EXERCISE REQUIREMENTS → Can you pull out each line of the data below that includes the word "⁶³Cu"?

— Start —

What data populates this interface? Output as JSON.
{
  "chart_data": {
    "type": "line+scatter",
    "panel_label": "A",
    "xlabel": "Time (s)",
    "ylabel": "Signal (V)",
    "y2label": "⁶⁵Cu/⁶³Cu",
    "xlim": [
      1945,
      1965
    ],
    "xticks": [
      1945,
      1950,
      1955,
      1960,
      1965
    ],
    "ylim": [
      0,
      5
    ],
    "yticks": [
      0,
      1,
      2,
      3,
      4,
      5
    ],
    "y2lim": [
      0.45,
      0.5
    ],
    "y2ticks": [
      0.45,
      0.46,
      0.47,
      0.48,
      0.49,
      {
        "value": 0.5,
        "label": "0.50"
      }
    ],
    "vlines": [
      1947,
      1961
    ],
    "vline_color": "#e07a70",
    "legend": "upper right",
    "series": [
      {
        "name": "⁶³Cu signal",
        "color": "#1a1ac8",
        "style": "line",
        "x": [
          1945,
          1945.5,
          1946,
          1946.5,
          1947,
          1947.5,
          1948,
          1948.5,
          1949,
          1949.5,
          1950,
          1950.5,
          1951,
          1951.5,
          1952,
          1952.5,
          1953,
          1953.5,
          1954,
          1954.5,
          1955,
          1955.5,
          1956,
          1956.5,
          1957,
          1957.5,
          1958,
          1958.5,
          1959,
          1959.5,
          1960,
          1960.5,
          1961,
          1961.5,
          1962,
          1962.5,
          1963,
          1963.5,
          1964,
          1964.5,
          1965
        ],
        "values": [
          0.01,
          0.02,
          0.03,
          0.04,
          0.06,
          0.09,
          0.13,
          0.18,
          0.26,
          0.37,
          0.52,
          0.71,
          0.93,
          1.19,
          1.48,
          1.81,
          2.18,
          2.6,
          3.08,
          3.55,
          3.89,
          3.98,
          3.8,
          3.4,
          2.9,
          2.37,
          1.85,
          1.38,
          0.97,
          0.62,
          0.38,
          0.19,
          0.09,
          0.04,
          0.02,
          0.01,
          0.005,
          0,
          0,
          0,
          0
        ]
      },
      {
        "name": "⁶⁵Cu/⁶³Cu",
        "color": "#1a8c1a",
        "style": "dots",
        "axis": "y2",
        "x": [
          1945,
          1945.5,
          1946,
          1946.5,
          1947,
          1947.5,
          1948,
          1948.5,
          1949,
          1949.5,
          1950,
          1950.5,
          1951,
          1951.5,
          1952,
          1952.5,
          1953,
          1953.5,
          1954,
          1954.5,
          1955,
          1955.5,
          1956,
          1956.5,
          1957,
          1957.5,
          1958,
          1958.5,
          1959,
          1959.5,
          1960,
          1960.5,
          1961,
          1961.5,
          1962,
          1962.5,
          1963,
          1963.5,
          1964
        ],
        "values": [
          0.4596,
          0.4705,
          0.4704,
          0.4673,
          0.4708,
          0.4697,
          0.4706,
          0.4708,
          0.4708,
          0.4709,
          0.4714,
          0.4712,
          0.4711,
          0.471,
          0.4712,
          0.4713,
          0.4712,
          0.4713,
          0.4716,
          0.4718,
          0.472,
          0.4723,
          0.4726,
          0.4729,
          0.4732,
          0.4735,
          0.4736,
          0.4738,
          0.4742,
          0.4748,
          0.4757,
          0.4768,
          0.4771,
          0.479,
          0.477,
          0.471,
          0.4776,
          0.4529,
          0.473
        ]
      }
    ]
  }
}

— End —

IN RESPONSE →
    "y2label": "⁶⁵Cu/⁶³Cu",
        "name": "⁶³Cu signal",
        "name": "⁶⁵Cu/⁶³Cu",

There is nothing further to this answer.